- _Exercise goal_
Exactly reproduce the lines that follow.

- _Dataset items_
**********

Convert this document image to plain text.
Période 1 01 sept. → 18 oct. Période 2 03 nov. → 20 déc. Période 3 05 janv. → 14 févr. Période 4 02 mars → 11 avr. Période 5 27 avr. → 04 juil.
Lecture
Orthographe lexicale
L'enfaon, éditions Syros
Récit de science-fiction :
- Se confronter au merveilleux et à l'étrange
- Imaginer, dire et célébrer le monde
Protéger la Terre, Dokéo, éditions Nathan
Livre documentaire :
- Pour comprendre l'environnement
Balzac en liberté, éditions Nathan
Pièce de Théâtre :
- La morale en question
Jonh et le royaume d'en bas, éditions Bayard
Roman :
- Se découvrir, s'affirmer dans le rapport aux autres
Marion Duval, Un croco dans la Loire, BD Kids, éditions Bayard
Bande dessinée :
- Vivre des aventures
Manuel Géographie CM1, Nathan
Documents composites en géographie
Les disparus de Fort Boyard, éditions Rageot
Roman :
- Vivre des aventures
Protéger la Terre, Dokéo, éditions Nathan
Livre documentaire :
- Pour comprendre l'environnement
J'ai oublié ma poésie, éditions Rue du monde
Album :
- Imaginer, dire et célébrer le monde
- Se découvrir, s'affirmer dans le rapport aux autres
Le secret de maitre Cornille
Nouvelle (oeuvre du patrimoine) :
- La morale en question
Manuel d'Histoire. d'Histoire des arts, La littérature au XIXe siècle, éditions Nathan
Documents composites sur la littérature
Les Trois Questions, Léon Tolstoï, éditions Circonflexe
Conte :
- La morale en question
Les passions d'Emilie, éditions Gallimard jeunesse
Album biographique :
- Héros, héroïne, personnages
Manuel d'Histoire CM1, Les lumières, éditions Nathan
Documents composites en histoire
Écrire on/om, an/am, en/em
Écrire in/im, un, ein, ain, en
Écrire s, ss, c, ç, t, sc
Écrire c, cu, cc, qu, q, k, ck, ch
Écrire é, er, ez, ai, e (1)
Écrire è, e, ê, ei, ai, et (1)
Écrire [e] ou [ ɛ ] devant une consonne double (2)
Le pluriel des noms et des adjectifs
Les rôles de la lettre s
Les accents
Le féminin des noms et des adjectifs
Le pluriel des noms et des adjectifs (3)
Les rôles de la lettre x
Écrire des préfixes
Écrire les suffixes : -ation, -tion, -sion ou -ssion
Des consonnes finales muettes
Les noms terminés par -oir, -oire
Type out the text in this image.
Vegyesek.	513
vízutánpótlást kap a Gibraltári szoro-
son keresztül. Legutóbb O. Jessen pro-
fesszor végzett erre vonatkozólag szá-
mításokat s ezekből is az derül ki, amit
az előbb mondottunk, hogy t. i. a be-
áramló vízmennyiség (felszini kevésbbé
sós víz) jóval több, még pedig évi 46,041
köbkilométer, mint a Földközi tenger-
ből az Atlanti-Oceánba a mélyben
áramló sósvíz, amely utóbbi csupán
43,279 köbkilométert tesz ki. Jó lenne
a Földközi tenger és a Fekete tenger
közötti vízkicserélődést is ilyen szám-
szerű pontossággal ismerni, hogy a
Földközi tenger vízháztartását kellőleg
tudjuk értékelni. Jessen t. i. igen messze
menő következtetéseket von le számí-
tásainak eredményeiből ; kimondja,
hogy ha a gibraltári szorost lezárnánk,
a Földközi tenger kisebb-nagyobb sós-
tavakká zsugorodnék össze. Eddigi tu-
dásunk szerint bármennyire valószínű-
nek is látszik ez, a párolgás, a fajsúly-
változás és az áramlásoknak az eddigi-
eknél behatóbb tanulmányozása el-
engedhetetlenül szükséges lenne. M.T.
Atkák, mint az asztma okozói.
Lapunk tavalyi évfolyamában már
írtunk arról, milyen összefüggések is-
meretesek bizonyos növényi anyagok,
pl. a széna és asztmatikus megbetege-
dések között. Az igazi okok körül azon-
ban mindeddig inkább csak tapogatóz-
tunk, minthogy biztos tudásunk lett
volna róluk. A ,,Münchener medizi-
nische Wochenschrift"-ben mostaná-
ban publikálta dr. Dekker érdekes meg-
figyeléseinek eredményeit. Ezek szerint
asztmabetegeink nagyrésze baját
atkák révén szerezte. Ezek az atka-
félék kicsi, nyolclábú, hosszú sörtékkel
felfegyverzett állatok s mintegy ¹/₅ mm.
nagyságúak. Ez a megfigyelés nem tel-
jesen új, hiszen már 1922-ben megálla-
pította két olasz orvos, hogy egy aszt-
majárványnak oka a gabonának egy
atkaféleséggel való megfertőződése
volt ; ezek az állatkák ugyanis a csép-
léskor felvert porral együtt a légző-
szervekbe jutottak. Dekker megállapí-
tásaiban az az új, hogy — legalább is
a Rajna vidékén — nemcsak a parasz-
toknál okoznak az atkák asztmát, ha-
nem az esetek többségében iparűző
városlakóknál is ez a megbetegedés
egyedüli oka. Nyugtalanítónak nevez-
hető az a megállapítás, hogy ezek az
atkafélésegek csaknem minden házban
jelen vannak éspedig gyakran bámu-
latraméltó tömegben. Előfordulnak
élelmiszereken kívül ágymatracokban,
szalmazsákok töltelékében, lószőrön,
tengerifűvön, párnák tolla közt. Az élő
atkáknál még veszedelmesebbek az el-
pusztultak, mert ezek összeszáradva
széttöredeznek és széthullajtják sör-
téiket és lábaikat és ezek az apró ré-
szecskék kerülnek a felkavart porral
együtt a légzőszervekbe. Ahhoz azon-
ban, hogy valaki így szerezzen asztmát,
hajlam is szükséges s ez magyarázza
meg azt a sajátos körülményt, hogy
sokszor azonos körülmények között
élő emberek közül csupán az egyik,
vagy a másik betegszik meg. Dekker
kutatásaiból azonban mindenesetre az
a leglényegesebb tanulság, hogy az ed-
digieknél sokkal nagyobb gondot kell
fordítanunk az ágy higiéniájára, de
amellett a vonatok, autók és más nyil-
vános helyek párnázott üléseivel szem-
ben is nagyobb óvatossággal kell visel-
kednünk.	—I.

**********

- _Answer below_
Convert this document image to plain text.
Période 1 01 sept. → 18 oct. Période 2 03 nov. → 20 déc. Période 3 05 janv. → 14 févr. Période 4 02 mars → 11 avr. Période 5 27 avr. → 04 juil.
Lecture
Orthographe lexicale
L'enfaon, éditions Syros
Récit de science-fiction :
- Se confronter au merveilleux et à l'étrange
- Imaginer, dire et célébrer le monde
Protéger la Terre, Dokéo, éditions Nathan
Livre documentaire :
- Pour comprendre l'environnement
Balzac en liberté, éditions Nathan
Pièce de Théâtre :
- La morale en question
Jonh et le royaume d'en bas, éditions Bayard
Roman :
- Se découvrir, s'affirmer dans le rapport aux autres
Marion Duval, Un croco dans la Loire, BD Kids, éditions Bayard
Bande dessinée :
- Vivre des aventures
Manuel Géographie CM1, Nathan
Documents composites en géographie
Les disparus de Fort Boyard, éditions Rageot
Roman :
- Vivre des aventures
Protéger la Terre, Dokéo, éditions Nathan
Livre documentaire :
- Pour comprendre l'environnement
J'ai oublié ma poésie, éditions Rue du monde
Album :
- Imaginer, dire et célébrer le monde
- Se découvrir, s'affirmer dans le rapport aux autres
Le secret de maitre Cornille
Nouvelle (oeuvre du patrimoine) :
- La morale en question
Manuel d'Histoire. d'Histoire des arts, La littérature au XIXe siècle, éditions Nathan
Documents composites sur la littérature
Les Trois Questions, Léon Tolstoï, éditions Circonflexe
Conte :
- La morale en question
Les passions d'Emilie, éditions Gallimard jeunesse
Album biographique :
- Héros, héroïne, personnages
Manuel d'Histoire CM1, Les lumières, éditions Nathan
Documents composites en histoire
Écrire on/om, an/am, en/em
Écrire in/im, un, ein, ain, en
Écrire s, ss, c, ç, t, sc
Écrire c, cu, cc, qu, q, k, ck, ch
Écrire é, er, ez, ai, e (1)
Écrire è, e, ê, ei, ai, et (1)
Écrire [e] ou [ ɛ ] devant une consonne double (2)
Le pluriel des noms et des adjectifs
Les rôles de la lettre s
Les accents
Le féminin des noms et des adjectifs
Le pluriel des noms et des adjectifs (3)
Les rôles de la lettre x
Écrire des préfixes
Écrire les suffixes : -ation, -tion, -sion ou -ssion
Des consonnes finales muettes
Les noms terminés par -oir, -oire
Type out the text in this image.
Vegyesek.	513
vízutánpótlást kap a Gibraltári szoro-
son keresztül. Legutóbb O. Jessen pro-
fesszor végzett erre vonatkozólag szá-
mításokat s ezekből is az derül ki, amit
az előbb mondottunk, hogy t. i. a be-
áramló vízmennyiség (felszini kevésbbé
sós víz) jóval több, még pedig évi 46,041
köbkilométer, mint a Földközi tenger-
ből az Atlanti-Oceánba a mélyben
áramló sósvíz, amely utóbbi csupán
43,279 köbkilométert tesz ki. Jó lenne
a Földközi tenger és a Fekete tenger
közötti vízkicserélődést is ilyen szám-
szerű pontossággal ismerni, hogy a
Földközi tenger vízháztartását kellőleg
tudjuk értékelni. Jessen t. i. igen messze
menő következtetéseket von le számí-
tásainak eredményeiből ; kimondja,
hogy ha a gibraltári szorost lezárnánk,
a Földközi tenger kisebb-nagyobb sós-
tavakká zsugorodnék össze. Eddigi tu-
dásunk szerint bármennyire valószínű-
nek is látszik ez, a párolgás, a fajsúly-
változás és az áramlásoknak az eddigi-
eknél behatóbb tanulmányozása el-
engedhetetlenül szükséges lenne. M.T.
Atkák, mint az asztma okozói.
Lapunk tavalyi évfolyamában már
írtunk arról, milyen összefüggések is-
meretesek bizonyos növényi anyagok,
pl. a széna és asztmatikus megbetege-
dések között. Az igazi okok körül azon-
ban mindeddig inkább csak tapogatóz-
tunk, minthogy biztos tudásunk lett
volna róluk. A ,,Münchener medizi-
nische Wochenschrift"-ben mostaná-
ban publikálta dr. Dekker érdekes meg-
figyeléseinek eredményeit. Ezek szerint
asztmabetegeink nagyrésze baját
atkák révén szerezte. Ezek az atka-
félék kicsi, nyolclábú, hosszú sörtékkel
felfegyverzett állatok s mintegy ¹/₅ mm.
nagyságúak. Ez a megfigyelés nem tel-
jesen új, hiszen már 1922-ben megálla-
pította két olasz orvos, hogy egy aszt-
majárványnak oka a gabonának egy
atkaféleséggel való megfertőződése
volt ; ezek az állatkák ugyanis a csép-
léskor felvert porral együtt a légző-
szervekbe jutottak. Dekker megállapí-
tásaiban az az új, hogy — legalább is
a Rajna vidékén — nemcsak a parasz-
toknál okoznak az atkák asztmát, ha-
nem az esetek többségében iparűző
városlakóknál is ez a megbetegedés
egyedüli oka. Nyugtalanítónak nevez-
hető az a megállapítás, hogy ezek az
atkafélésegek csaknem minden házban
jelen vannak éspedig gyakran bámu-
latraméltó tömegben. Előfordulnak
élelmiszereken kívül ágymatracokban,
szalmazsákok töltelékében, lószőrön,
tengerifűvön, párnák tolla közt. Az élő
atkáknál még veszedelmesebbek az el-
pusztultak, mert ezek összeszáradva
széttöredeznek és széthullajtják sör-
téiket és lábaikat és ezek az apró ré-
szecskék kerülnek a felkavart porral
együtt a légzőszervekbe. Ahhoz azon-
ban, hogy valaki így szerezzen asztmát,
hajlam is szükséges s ez magyarázza
meg azt a sajátos körülményt, hogy
sokszor azonos körülmények között
élő emberek közül csupán az egyik,
vagy a másik betegszik meg. Dekker
kutatásaiból azonban mindenesetre az
a leglényegesebb tanulság, hogy az ed-
digieknél sokkal nagyobb gondot kell
fordítanunk az ágy higiéniájára, de
amellett a vonatok, autók és más nyil-
vános helyek párnázott üléseivel szem-
ben is nagyobb óvatossággal kell visel-
kednünk.	—I.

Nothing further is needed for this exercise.